[Dataset records]
-- START --

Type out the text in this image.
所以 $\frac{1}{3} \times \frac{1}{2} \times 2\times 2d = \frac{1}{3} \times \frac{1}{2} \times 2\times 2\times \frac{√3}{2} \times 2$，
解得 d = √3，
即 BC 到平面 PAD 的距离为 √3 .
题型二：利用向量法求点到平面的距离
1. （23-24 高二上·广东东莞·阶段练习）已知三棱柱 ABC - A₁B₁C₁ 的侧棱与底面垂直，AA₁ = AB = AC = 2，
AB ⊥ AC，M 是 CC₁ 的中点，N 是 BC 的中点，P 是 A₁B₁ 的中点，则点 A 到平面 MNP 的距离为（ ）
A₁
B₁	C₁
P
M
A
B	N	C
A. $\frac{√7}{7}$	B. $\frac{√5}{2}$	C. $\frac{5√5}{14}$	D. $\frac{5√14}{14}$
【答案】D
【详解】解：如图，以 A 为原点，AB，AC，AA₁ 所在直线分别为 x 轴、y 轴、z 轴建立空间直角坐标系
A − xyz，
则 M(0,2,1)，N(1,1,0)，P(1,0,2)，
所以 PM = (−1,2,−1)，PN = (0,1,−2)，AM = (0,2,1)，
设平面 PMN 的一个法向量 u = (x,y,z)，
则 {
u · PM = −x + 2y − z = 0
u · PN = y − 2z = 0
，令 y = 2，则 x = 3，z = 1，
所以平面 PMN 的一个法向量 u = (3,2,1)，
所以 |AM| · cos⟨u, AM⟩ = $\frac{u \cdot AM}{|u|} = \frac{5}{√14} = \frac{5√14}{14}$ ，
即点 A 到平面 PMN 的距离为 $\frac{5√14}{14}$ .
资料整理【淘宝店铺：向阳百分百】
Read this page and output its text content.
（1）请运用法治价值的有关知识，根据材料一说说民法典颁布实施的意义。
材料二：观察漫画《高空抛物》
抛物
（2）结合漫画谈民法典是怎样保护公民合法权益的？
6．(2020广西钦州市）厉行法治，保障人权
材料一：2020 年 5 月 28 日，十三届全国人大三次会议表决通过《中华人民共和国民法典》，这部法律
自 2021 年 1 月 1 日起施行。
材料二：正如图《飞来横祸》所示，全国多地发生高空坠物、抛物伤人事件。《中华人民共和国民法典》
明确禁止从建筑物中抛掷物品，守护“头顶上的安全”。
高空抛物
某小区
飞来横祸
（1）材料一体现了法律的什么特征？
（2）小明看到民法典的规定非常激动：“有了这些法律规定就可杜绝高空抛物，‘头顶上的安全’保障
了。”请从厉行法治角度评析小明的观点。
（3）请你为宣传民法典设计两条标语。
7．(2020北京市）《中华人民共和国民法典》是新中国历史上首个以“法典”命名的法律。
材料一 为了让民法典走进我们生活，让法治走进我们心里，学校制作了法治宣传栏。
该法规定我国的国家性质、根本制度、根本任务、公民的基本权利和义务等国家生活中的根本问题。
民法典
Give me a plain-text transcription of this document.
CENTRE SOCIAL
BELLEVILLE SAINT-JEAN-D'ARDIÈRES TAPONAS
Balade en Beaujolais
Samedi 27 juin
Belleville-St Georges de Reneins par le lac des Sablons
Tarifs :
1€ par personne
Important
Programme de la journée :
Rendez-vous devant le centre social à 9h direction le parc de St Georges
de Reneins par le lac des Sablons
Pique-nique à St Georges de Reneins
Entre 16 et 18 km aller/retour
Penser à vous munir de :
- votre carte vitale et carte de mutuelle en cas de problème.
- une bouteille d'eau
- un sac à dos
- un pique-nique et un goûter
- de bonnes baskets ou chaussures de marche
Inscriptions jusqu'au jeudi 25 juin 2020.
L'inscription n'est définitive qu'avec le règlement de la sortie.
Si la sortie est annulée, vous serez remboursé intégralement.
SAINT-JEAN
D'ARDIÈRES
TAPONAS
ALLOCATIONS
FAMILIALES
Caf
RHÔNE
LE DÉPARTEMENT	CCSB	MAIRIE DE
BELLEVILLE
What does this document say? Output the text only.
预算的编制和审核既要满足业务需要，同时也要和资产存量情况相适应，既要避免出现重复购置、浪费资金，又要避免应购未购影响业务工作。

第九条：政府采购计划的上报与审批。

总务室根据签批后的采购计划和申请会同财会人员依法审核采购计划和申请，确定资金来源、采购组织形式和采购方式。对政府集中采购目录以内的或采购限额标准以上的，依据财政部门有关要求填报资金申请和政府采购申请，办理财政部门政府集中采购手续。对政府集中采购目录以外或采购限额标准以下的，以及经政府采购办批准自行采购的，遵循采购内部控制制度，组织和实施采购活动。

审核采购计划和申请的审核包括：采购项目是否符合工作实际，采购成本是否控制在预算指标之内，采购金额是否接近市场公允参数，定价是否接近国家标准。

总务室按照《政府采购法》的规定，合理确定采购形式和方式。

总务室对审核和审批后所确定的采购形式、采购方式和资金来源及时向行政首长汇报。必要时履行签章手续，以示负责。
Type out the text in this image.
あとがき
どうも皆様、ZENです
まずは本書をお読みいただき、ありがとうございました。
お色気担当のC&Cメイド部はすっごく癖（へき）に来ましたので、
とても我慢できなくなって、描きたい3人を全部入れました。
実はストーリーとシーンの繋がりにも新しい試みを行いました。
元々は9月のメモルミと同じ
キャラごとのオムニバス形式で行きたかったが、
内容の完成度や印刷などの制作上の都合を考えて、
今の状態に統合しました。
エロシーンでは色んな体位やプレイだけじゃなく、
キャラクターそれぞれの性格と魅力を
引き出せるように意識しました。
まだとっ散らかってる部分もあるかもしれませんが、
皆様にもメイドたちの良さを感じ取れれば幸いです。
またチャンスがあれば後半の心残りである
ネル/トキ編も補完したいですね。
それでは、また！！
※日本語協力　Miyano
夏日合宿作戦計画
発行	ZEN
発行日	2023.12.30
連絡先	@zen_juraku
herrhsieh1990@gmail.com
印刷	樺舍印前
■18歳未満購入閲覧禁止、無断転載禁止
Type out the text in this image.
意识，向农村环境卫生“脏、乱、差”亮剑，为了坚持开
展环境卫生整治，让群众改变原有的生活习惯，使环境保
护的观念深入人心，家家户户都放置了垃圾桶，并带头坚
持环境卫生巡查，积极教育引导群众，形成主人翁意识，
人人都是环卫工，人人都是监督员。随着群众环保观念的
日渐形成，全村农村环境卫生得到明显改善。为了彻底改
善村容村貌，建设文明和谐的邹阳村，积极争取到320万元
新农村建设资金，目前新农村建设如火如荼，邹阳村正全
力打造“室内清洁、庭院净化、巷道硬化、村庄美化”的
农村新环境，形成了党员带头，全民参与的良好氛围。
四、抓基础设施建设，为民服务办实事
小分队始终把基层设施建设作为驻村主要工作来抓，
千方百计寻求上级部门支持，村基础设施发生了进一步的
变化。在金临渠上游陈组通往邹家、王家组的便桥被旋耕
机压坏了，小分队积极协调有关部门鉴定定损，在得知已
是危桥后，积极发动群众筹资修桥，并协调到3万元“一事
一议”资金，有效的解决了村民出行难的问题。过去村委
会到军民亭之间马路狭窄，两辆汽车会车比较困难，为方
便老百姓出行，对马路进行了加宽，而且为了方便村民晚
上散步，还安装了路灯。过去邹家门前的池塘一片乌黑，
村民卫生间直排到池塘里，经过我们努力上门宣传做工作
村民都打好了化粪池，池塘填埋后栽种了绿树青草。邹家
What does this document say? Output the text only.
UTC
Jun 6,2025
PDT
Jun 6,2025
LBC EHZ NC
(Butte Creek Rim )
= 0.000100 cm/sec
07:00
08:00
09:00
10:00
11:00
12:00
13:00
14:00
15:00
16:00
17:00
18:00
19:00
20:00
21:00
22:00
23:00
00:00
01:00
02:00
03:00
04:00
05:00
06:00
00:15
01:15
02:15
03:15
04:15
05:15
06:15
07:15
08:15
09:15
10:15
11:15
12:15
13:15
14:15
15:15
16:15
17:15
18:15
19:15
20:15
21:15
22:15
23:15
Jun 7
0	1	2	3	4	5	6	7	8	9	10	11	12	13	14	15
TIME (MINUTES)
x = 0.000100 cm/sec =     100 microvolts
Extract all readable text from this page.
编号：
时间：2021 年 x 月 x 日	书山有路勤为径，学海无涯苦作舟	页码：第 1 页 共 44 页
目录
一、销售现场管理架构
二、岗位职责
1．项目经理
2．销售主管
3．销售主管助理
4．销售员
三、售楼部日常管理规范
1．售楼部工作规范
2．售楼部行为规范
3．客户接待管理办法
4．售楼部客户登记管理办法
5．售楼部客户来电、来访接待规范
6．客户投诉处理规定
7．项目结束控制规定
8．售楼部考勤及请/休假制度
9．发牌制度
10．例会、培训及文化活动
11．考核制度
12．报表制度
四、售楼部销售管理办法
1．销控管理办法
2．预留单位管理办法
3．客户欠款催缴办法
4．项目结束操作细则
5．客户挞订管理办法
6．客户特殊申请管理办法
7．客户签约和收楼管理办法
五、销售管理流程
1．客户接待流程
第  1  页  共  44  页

-- END --

Task directions
Extract the lines above from the one containing "Extract all readable text from this page." to the last line, both included, exactly as written.

Task result
Extract all readable text from this page.
编号：
时间：2021 年 x 月 x 日	书山有路勤为径，学海无涯苦作舟	页码：第 1 页 共 44 页
目录
一、销售现场管理架构
二、岗位职责
1．项目经理
2．销售主管
3．销售主管助理
4．销售员
三、售楼部日常管理规范
1．售楼部工作规范
2．售楼部行为规范
3．客户接待管理办法
4．售楼部客户登记管理办法
5．售楼部客户来电、来访接待规范
6．客户投诉处理规定
7．项目结束控制规定
8．售楼部考勤及请/休假制度
9．发牌制度
10．例会、培训及文化活动
11．考核制度
12．报表制度
四、售楼部销售管理办法
1．销控管理办法
2．预留单位管理办法
3．客户欠款催缴办法
4．项目结束操作细则
5．客户挞订管理办法
6．客户特殊申请管理办法
7．客户签约和收楼管理办法
五、销售管理流程
1．客户接待流程
第  1  页  共  44  页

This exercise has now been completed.